[Figure record listings]
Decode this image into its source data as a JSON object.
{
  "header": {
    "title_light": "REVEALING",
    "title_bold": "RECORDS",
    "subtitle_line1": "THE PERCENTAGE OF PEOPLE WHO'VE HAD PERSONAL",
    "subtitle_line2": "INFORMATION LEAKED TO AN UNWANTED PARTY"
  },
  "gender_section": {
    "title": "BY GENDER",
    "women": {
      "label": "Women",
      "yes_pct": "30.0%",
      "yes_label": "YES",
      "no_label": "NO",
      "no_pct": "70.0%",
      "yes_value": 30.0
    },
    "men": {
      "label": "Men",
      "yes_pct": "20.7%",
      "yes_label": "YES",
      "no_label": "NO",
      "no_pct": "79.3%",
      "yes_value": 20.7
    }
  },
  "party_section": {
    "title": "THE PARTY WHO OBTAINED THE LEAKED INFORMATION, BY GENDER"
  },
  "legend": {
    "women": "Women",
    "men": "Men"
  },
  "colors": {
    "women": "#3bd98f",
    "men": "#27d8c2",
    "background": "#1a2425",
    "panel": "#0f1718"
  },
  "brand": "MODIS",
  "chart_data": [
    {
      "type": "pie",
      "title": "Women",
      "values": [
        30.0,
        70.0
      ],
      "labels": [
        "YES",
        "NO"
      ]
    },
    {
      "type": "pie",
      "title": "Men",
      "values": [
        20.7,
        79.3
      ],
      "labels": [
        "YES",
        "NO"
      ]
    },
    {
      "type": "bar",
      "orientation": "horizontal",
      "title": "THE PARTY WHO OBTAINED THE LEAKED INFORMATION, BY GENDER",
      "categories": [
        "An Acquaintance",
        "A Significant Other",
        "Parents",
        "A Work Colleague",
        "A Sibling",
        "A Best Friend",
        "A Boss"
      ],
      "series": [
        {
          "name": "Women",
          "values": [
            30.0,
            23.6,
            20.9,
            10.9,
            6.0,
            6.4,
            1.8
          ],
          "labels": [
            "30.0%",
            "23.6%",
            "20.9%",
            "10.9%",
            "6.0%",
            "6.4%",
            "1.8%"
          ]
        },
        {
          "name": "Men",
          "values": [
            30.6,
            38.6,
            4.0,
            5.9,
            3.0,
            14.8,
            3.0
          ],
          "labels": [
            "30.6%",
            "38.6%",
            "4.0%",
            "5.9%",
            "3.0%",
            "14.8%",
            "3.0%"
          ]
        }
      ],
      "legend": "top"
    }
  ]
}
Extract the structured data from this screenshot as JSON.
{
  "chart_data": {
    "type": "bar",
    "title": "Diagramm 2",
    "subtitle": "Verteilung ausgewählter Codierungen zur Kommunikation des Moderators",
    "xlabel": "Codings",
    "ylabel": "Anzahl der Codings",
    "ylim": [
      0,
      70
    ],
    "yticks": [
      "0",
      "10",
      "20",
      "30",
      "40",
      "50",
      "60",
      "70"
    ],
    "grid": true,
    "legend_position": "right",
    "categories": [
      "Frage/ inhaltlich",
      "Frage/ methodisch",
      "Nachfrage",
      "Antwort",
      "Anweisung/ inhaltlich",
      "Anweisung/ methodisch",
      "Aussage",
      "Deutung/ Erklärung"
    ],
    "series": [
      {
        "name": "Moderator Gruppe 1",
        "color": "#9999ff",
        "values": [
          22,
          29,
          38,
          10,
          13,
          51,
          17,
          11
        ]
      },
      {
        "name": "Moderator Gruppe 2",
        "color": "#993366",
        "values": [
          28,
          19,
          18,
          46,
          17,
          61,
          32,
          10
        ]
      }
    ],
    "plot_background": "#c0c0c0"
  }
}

- _Short problem_
Reproduce each line verbatim.

- _Exercise solution_
Decode this image into its source data as a JSON object.
{
  "header": {
    "title_light": "REVEALING",
    "title_bold": "RECORDS",
    "subtitle_line1": "THE PERCENTAGE OF PEOPLE WHO'VE HAD PERSONAL",
    "subtitle_line2": "INFORMATION LEAKED TO AN UNWANTED PARTY"
  },
  "gender_section": {
    "title": "BY GENDER",
    "women": {
      "label": "Women",
      "yes_pct": "30.0%",
      "yes_label": "YES",
      "no_label": "NO",
      "no_pct": "70.0%",
      "yes_value": 30.0
    },
    "men": {
      "label": "Men",
      "yes_pct": "20.7%",
      "yes_label": "YES",
      "no_label": "NO",
      "no_pct": "79.3%",
      "yes_value": 20.7
    }
  },
  "party_section": {
    "title": "THE PARTY WHO OBTAINED THE LEAKED INFORMATION, BY GENDER"
  },
  "legend": {
    "women": "Women",
    "men": "Men"
  },
  "colors": {
    "women": "#3bd98f",
    "men": "#27d8c2",
    "background": "#1a2425",
    "panel": "#0f1718"
  },
  "brand": "MODIS",
  "chart_data": [
    {
      "type": "pie",
      "title": "Women",
      "values": [
        30.0,
        70.0
      ],
      "labels": [
        "YES",
        "NO"
      ]
    },
    {
      "type": "pie",
      "title": "Men",
      "values": [
        20.7,
        79.3
      ],
      "labels": [
        "YES",
        "NO"
      ]
    },
    {
      "type": "bar",
      "orientation": "horizontal",
      "title": "THE PARTY WHO OBTAINED THE LEAKED INFORMATION, BY GENDER",
      "categories": [
        "An Acquaintance",
        "A Significant Other",
        "Parents",
        "A Work Colleague",
        "A Sibling",
        "A Best Friend",
        "A Boss"
      ],
      "series": [
        {
          "name": "Women",
          "values": [
            30.0,
            23.6,
            20.9,
            10.9,
            6.0,
            6.4,
            1.8
          ],
          "labels": [
            "30.0%",
            "23.6%",
            "20.9%",
            "10.9%",
            "6.0%",
            "6.4%",
            "1.8%"
          ]
        },
        {
          "name": "Men",
          "values": [
            30.6,
            38.6,
            4.0,
            5.9,
            3.0,
            14.8,
            3.0
          ],
          "labels": [
            "30.6%",
            "38.6%",
            "4.0%",
            "5.9%",
            "3.0%",
            "14.8%",
            "3.0%"
          ]
        }
      ],
      "legend": "top"
    }
  ]
}
Extract the structured data from this screenshot as JSON.
{
  "chart_data": {
    "type": "bar",
    "title": "Diagramm 2",
    "subtitle": "Verteilung ausgewählter Codierungen zur Kommunikation des Moderators",
    "xlabel": "Codings",
    "ylabel": "Anzahl der Codings",
    "ylim": [
      0,
      70
    ],
    "yticks": [
      "0",
      "10",
      "20",
      "30",
      "40",
      "50",
      "60",
      "70"
    ],
    "grid": true,
    "legend_position": "right",
    "categories": [
      "Frage/ inhaltlich",
      "Frage/ methodisch",
      "Nachfrage",
      "Antwort",
      "Anweisung/ inhaltlich",
      "Anweisung/ methodisch",
      "Aussage",
      "Deutung/ Erklärung"
    ],
    "series": [
      {
        "name": "Moderator Gruppe 1",
        "color": "#9999ff",
        "values": [
          22,
          29,
          38,
          10,
          13,
          51,
          17,
          11
        ]
      },
      {
        "name": "Moderator Gruppe 2",
        "color": "#993366",
        "values": [
          28,
          19,
          18,
          46,
          17,
          61,
          32,
          10
        ]
      }
    ],
    "plot_background": "#c0c0c0"
  }
}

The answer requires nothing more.